Given data:
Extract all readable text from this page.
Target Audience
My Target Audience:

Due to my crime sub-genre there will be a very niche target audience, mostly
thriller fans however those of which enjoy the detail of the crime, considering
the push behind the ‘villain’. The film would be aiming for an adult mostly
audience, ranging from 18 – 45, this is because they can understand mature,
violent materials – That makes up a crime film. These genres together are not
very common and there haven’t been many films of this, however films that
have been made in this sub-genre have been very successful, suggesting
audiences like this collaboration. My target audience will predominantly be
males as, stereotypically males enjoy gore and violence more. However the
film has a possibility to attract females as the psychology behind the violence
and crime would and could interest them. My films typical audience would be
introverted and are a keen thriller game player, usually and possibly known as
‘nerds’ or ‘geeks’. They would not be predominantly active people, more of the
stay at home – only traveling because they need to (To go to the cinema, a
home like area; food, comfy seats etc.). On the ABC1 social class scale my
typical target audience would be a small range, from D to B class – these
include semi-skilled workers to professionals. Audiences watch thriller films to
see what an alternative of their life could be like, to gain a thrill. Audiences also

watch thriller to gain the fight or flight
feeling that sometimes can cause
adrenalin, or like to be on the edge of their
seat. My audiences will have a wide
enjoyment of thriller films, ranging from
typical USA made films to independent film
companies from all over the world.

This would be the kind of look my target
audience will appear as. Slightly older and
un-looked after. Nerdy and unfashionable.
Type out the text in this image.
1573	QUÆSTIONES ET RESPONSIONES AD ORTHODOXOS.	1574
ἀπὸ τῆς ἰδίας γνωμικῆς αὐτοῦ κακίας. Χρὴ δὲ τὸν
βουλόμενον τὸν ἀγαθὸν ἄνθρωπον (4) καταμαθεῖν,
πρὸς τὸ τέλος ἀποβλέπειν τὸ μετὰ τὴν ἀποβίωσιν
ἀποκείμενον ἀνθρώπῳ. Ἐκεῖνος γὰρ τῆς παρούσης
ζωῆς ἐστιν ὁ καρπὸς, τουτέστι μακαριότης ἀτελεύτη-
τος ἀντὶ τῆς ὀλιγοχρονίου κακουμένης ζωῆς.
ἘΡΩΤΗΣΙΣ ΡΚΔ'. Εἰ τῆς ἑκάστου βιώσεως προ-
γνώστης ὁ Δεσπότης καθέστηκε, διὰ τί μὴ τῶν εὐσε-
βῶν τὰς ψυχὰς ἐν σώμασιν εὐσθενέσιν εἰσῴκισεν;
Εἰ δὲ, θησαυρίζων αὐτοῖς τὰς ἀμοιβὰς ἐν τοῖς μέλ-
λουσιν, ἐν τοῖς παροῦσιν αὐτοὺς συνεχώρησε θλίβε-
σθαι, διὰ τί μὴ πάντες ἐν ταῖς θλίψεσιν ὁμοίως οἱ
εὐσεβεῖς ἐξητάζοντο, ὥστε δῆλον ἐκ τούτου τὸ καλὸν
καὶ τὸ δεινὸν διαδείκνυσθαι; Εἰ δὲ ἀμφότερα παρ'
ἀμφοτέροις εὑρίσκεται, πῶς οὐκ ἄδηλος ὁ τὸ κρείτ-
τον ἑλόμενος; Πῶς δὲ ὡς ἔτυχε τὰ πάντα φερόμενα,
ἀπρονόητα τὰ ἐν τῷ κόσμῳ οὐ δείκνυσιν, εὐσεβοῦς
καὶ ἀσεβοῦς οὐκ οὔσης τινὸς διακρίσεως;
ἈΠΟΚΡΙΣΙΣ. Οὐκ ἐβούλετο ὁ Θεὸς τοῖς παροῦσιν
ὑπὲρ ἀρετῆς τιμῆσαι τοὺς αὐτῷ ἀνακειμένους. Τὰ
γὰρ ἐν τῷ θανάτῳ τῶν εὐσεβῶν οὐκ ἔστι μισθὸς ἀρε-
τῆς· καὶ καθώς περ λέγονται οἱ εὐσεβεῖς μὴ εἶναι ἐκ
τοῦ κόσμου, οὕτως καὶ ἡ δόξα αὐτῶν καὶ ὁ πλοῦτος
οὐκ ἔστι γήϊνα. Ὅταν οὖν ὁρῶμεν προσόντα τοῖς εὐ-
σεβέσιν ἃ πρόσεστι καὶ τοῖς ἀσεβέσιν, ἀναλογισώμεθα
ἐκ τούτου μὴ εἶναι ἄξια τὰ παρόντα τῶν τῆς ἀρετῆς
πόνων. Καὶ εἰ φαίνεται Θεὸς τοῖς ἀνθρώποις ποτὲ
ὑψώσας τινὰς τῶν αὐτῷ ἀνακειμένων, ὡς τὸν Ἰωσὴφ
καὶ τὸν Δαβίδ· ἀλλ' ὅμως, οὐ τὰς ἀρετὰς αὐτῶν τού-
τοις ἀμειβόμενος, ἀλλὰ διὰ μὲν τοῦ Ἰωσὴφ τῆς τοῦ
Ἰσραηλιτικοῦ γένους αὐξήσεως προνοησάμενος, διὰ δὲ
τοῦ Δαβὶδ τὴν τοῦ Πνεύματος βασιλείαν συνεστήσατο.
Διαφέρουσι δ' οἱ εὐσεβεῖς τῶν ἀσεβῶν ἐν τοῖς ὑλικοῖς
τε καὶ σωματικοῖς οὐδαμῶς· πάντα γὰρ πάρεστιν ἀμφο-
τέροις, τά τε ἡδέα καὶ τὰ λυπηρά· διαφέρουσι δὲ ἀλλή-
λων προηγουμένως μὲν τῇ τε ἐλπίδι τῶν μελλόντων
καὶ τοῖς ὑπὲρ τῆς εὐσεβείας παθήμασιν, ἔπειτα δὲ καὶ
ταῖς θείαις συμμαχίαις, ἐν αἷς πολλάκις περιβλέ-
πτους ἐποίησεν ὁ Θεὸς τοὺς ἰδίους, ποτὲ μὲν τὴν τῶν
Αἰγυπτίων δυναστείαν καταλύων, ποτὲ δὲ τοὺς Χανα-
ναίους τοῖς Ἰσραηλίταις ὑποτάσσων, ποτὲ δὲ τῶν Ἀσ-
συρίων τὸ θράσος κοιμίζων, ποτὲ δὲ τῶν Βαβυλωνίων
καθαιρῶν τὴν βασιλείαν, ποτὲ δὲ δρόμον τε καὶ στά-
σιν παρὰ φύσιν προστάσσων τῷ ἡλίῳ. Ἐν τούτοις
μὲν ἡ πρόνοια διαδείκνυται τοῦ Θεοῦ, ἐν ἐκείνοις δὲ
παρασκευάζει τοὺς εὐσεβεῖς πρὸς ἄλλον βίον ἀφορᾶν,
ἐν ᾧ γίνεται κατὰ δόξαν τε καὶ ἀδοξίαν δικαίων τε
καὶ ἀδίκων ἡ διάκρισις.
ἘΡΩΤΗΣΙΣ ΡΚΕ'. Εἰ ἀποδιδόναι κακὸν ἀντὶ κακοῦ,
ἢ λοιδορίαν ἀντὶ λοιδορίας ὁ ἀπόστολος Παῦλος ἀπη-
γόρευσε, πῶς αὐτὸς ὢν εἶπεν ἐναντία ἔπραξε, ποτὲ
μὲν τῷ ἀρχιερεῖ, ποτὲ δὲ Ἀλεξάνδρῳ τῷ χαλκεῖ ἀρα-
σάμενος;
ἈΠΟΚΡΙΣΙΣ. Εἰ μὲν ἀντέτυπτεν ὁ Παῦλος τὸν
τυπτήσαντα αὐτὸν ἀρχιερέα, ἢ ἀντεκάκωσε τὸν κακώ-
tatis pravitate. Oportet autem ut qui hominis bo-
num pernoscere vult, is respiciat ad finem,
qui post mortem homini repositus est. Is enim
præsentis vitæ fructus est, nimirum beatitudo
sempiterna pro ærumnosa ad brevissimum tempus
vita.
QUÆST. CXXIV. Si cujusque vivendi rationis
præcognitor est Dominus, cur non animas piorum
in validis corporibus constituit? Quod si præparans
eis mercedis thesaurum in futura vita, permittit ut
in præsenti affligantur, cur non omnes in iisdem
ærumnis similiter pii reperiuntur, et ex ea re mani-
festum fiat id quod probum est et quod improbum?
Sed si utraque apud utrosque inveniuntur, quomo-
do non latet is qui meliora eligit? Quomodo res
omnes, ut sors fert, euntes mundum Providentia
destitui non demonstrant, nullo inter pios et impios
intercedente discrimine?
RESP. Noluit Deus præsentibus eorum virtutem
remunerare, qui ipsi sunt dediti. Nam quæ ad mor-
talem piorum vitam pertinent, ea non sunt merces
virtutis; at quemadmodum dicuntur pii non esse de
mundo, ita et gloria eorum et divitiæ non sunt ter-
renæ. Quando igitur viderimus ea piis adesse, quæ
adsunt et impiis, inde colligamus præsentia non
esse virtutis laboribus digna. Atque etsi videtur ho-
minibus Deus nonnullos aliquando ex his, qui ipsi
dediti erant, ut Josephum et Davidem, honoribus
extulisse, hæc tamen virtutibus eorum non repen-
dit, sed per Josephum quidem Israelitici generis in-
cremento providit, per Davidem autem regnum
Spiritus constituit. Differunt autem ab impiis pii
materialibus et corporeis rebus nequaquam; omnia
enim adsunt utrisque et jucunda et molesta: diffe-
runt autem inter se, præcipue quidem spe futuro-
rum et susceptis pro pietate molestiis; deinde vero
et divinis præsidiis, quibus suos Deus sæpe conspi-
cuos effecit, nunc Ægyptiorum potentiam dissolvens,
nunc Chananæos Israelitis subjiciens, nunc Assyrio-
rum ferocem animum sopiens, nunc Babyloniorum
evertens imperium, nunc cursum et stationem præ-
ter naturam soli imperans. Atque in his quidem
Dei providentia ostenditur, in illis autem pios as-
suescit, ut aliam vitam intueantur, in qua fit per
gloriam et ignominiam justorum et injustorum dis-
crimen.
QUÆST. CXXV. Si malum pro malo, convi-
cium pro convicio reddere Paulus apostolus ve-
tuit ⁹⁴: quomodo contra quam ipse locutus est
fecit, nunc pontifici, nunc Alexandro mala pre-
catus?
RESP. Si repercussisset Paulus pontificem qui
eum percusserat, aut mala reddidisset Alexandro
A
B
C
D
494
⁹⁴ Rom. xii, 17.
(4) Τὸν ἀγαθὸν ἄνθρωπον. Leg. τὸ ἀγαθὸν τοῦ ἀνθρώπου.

What the task requires: Copy out every line that includes the word "text".

Reply:
Extract all readable text from this page.
Type out the text in this image.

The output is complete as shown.